- To do: From the entries below, copy every line holding the word "placeholder".

- Data:
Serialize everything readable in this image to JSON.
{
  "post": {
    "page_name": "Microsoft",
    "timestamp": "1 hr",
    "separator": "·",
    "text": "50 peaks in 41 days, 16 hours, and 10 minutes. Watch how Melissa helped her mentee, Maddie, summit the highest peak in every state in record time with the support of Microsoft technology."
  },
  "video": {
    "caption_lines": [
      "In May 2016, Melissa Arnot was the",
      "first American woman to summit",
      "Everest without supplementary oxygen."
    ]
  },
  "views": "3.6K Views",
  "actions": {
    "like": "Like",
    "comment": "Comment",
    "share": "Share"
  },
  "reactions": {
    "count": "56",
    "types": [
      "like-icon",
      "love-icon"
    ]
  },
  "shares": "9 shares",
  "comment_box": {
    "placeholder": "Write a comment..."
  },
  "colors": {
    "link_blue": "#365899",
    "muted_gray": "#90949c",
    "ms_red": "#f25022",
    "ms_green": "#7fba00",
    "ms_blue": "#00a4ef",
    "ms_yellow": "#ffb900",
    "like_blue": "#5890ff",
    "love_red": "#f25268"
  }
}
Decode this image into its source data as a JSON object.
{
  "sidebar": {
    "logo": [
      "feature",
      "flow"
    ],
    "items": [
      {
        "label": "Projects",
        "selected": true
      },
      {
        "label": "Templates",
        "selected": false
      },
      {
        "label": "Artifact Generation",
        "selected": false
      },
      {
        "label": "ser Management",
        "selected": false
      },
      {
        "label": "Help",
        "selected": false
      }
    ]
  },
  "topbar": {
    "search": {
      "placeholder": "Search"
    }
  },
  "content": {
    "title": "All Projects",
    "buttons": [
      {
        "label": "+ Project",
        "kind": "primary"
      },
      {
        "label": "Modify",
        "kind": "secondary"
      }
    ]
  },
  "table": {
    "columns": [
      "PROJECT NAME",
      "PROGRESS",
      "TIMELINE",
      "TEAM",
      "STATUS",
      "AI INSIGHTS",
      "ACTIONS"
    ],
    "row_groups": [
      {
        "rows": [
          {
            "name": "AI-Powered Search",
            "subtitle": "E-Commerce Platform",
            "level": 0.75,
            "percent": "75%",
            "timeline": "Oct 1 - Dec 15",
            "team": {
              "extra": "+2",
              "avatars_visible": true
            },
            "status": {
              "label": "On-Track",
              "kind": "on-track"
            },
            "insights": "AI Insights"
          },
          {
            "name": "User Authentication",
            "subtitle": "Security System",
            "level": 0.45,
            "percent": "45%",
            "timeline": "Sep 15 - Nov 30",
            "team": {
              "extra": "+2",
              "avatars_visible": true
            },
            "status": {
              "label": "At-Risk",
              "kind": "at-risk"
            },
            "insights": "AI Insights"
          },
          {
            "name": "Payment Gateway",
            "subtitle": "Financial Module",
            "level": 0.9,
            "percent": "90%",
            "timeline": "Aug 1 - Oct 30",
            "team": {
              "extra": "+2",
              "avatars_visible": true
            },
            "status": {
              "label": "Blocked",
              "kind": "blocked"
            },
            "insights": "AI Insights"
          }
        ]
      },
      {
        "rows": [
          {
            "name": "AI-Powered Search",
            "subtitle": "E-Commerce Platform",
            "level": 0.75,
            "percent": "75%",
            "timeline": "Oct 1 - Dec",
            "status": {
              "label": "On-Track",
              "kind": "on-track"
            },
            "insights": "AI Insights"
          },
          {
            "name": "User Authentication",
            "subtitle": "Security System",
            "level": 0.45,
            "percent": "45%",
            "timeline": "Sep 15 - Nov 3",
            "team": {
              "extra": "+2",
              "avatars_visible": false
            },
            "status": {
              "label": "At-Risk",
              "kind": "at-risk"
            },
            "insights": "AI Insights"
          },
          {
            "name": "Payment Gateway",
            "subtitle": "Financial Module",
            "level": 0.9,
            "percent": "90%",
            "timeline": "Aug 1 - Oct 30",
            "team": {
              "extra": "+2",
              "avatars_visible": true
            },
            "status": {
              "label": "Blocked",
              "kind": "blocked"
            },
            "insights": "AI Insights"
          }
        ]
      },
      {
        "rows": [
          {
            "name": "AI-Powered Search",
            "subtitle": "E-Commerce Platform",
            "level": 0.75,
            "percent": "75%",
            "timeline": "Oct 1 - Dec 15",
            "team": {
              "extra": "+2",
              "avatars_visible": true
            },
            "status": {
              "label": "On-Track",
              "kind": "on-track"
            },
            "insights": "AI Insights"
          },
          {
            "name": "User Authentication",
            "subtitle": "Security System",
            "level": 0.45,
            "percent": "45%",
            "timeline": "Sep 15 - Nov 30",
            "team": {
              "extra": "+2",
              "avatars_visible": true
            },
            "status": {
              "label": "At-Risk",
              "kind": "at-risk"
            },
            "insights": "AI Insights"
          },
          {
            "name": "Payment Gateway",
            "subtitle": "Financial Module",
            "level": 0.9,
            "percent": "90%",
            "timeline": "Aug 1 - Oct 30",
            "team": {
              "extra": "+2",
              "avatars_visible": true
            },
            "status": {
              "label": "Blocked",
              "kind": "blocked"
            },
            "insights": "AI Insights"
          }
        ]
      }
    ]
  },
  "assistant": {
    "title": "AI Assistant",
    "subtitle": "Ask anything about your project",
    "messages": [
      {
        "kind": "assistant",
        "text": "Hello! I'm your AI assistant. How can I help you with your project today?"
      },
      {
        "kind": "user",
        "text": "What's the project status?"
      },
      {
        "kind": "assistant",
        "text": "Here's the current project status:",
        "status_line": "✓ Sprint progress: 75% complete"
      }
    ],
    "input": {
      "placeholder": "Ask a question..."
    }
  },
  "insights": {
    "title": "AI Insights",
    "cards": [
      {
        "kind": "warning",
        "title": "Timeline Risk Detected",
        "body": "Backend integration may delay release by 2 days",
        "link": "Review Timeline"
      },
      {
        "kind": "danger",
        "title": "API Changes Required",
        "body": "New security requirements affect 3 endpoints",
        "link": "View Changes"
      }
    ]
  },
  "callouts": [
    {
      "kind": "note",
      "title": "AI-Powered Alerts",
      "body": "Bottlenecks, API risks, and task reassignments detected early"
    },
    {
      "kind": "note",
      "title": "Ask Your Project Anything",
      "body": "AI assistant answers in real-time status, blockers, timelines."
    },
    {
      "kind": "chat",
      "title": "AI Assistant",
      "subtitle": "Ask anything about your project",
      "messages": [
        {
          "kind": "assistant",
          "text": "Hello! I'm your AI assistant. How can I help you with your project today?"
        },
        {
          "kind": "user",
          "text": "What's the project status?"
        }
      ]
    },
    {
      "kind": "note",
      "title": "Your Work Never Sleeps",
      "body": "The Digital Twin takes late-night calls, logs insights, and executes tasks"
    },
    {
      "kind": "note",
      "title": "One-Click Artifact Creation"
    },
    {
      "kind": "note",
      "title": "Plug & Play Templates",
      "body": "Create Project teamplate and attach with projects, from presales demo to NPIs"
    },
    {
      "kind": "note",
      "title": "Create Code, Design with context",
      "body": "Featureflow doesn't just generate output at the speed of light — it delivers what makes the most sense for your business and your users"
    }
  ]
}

- Correct response:
    "placeholder": "Write a comment..."
      "placeholder": "Search"
      "placeholder": "Ask a question..."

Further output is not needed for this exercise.